** Set task **
How many of the lines here include "this"? Answer with a single number.

[Records]
+===+

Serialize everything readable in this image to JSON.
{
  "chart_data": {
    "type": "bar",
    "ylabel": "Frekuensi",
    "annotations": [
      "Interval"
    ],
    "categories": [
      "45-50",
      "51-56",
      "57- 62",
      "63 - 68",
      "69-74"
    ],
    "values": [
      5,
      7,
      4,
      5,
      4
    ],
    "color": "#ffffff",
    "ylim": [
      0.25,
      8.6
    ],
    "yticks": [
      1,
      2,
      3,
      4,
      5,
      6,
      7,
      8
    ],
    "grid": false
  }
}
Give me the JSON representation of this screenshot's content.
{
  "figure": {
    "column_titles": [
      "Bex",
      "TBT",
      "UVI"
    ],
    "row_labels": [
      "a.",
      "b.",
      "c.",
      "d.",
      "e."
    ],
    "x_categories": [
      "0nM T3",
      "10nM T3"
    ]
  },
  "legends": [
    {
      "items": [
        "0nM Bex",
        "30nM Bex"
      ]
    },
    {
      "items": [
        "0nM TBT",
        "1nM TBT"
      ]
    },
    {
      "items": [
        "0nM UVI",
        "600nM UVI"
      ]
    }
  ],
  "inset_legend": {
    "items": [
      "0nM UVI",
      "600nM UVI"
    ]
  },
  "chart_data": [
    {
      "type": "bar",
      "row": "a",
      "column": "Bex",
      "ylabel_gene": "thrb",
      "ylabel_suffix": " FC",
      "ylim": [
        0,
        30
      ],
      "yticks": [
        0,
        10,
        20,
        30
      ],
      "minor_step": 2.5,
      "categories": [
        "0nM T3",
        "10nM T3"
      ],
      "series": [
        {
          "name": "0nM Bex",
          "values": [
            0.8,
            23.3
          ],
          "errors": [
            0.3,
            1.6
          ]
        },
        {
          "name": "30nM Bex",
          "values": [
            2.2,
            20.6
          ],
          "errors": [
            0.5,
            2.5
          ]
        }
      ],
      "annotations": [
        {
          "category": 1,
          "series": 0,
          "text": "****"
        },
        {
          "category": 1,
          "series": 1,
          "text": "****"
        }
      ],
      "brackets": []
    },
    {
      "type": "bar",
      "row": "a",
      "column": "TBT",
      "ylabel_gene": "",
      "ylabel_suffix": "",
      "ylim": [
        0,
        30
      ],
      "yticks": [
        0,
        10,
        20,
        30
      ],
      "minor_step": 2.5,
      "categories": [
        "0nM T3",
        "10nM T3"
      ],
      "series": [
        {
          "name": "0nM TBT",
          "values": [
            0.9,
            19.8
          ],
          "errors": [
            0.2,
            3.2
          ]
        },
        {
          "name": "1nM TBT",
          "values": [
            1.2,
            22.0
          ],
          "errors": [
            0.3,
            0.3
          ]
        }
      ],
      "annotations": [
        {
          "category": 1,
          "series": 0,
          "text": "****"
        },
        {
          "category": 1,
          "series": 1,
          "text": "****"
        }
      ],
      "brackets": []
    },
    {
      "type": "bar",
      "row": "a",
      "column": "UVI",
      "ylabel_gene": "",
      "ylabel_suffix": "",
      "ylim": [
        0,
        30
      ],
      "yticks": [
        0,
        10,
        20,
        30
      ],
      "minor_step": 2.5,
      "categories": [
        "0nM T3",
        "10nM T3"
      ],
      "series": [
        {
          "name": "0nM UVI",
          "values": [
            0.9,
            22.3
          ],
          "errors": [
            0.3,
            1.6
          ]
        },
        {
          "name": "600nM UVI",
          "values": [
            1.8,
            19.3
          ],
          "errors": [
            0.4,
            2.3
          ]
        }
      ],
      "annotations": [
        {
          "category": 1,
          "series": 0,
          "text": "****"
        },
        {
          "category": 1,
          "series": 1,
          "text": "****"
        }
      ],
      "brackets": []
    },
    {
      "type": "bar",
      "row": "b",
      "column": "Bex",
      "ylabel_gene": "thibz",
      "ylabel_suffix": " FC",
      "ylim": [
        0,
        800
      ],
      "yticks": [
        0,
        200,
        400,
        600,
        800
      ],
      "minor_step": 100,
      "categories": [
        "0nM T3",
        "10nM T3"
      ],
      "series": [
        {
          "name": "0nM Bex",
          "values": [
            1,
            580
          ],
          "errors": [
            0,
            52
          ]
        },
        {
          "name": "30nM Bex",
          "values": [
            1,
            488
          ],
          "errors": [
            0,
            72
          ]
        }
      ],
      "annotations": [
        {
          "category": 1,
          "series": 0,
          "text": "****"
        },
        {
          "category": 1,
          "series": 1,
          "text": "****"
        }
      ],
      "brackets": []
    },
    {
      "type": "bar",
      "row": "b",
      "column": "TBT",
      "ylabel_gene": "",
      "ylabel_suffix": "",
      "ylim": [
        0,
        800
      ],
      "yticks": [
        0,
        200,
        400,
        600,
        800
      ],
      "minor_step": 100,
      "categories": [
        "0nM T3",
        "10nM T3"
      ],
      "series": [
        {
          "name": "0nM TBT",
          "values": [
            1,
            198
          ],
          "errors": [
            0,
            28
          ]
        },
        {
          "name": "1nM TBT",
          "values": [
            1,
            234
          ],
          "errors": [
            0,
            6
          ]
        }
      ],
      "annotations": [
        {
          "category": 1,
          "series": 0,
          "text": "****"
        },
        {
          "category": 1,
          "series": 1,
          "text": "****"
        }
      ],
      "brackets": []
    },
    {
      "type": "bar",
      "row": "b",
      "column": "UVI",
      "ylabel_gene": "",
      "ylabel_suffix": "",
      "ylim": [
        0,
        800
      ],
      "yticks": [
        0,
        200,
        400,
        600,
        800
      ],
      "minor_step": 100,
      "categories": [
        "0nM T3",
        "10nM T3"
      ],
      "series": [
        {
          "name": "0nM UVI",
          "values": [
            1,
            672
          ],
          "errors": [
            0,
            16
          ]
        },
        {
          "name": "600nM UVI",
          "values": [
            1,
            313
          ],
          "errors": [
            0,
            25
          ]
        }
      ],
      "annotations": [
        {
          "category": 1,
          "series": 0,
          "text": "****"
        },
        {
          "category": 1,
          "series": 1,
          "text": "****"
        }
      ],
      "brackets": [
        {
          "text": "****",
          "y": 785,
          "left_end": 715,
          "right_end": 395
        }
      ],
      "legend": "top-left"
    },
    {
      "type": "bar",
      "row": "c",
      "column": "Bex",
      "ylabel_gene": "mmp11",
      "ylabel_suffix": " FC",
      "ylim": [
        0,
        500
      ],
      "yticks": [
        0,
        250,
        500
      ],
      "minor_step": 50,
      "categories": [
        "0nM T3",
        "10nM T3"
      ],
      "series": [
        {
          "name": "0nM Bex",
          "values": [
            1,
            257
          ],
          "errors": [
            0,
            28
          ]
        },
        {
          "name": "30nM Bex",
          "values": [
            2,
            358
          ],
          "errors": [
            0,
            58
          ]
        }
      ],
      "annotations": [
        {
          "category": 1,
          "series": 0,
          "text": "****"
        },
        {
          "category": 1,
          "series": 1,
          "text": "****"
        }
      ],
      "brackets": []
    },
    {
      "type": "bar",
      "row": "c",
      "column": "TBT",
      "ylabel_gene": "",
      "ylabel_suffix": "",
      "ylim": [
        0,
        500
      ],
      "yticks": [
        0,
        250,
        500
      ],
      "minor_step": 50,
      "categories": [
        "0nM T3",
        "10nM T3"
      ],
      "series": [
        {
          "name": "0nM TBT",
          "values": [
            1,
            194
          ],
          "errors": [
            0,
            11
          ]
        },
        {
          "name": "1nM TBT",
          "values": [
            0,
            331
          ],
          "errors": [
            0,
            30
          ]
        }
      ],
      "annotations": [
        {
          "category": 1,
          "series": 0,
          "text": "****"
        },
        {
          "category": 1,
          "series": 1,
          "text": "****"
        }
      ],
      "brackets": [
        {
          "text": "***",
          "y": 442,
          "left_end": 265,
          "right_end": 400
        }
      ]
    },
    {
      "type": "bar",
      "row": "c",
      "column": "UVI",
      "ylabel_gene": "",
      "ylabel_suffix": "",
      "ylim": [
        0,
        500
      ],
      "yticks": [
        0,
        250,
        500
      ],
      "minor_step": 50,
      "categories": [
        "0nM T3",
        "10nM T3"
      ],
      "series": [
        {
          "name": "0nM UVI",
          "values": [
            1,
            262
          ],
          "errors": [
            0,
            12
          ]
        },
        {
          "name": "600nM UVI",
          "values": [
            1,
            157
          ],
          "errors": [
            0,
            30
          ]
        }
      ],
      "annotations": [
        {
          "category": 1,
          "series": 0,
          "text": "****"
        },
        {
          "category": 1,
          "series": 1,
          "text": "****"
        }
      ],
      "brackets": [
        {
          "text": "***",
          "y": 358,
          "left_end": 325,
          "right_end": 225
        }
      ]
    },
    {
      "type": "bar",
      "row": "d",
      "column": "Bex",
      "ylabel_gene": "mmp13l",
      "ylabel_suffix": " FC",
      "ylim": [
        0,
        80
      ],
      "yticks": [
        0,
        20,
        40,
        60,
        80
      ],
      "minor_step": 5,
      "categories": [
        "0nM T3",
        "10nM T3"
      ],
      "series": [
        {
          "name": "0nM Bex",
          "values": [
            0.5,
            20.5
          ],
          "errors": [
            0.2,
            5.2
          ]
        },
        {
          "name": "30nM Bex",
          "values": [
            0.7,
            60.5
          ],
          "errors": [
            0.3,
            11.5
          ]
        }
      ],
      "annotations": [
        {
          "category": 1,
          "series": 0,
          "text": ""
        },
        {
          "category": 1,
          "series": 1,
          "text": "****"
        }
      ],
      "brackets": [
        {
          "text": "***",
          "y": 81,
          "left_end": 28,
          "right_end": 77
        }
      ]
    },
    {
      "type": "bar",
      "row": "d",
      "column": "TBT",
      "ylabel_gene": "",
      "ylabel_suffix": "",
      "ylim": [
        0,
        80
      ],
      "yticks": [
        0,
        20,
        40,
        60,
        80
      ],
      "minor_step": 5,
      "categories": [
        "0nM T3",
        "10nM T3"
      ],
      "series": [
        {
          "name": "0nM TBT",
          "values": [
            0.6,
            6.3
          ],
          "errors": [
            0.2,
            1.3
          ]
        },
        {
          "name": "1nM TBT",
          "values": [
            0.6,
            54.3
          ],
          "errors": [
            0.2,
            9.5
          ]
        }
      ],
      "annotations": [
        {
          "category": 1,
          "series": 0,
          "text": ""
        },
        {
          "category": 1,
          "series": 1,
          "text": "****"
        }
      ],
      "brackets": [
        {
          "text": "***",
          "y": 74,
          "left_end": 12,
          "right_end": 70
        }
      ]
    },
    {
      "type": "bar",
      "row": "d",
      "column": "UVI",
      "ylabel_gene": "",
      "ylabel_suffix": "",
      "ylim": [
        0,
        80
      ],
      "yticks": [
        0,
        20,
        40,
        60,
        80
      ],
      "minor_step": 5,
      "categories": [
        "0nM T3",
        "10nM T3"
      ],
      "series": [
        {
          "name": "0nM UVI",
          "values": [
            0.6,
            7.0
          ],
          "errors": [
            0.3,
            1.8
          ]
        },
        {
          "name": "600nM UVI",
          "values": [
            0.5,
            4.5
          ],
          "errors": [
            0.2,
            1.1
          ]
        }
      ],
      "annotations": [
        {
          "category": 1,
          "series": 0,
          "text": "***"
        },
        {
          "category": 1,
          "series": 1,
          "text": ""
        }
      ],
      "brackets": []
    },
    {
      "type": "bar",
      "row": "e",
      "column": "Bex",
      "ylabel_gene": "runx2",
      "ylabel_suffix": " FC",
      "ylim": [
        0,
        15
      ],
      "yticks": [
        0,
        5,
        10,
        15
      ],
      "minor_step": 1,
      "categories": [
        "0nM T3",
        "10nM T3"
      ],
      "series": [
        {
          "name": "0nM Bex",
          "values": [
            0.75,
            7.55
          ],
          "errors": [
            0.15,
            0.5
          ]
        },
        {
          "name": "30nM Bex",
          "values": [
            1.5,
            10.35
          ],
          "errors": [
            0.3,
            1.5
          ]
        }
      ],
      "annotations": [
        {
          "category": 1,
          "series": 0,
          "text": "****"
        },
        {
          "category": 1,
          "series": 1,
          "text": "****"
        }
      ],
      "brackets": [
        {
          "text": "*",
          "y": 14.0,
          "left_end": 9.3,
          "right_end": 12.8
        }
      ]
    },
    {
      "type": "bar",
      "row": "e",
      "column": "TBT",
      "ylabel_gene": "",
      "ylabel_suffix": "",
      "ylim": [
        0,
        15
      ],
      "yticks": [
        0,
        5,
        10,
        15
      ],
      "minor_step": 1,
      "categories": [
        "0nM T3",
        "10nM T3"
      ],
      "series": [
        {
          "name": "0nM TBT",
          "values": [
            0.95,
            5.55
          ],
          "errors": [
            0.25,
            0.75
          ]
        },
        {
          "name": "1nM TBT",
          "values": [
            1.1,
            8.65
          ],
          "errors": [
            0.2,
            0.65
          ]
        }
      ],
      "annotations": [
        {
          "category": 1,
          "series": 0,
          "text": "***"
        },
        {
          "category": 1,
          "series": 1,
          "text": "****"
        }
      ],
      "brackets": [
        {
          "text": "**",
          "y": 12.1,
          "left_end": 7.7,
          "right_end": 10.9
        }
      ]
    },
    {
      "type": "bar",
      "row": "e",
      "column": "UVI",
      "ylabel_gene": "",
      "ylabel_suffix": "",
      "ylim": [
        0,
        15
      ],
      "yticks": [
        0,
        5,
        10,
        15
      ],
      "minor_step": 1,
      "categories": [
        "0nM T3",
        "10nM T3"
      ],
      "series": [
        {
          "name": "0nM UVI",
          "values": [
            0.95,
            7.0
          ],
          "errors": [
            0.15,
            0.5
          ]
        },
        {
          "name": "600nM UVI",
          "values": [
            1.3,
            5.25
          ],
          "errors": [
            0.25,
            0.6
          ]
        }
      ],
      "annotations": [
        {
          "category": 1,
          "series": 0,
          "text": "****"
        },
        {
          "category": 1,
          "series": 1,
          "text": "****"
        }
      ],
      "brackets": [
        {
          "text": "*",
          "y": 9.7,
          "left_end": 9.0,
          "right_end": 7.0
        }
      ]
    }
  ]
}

+===+

** Correct response **
2